* _TASK TO COMPLETE_:
In the following material, identify every line holding the string "thiab" and return it.

A block of data:
● ● ●
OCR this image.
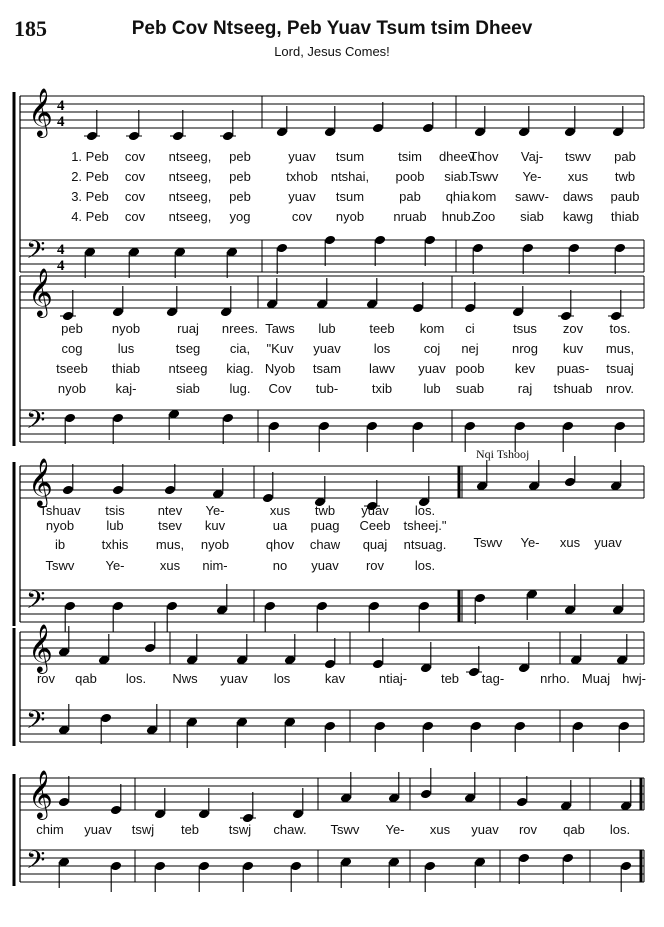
185	Peb Cov Ntseeg, Peb Yuav Tsum tsim Dheev
Lord, Jesus Comes!
𝄞
𝄢
4
4
4
4
1. Peb cov ntseeg, peb	yuav tsum	tsim dheev.
Thov Vaj- tswv pab
2. Peb cov ntseeg, peb	txhob ntshai, poob siab.
Tswv Ye- xus twb
3. Peb cov ntseeg, peb	yuav tsum	pab qhia kom sawv- daws paub
4. Peb cov ntseeg, yog	cov nyob nruab hnub.
Zoo siab kawg thiab
𝄞
𝄢
peb nyob	ruaj nrees. Taws lub	teeb kom ci	tsus zov tos.
cog	lus	tseg cia, "Kuv yuav	los	coj nej	nrog kuv mus,
tseeb thiab ntseeg kiag. Nyob tsam lawv yuav poob kev puas- tsuaj
nyob kaj-	siab lug. Cov tub-	txib lub suab	raj tshuab nrov.
𝄞
𝄢
Tshuav tsis	ntev Ye-	xus twb yuav los.
nyob lub	tsev kuv	ua puag Ceeb tsheej."
ib	txhis mus, nyob	qhov chaw quaj ntsuag.
Tswv Ye-	xus nim-	no yuav rov los.
Tswv Ye- xus yuav
Nqi Tshooj
𝄞
𝄢
rov qab los. Nws yuav los	kav	ntiaj-	teb tag-	nrho. Muaj hwj-
𝄞
𝄢
chim yuav tswj teb tswj chaw. Tswv Ye- xus yuav rov qab los.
● ● ●
* _TASK SOLUTION_:
Zoo siab kawg thiab
tseeb thiab ntseeg kiag. Nyob tsam lawv yuav poob kev puas- tsuaj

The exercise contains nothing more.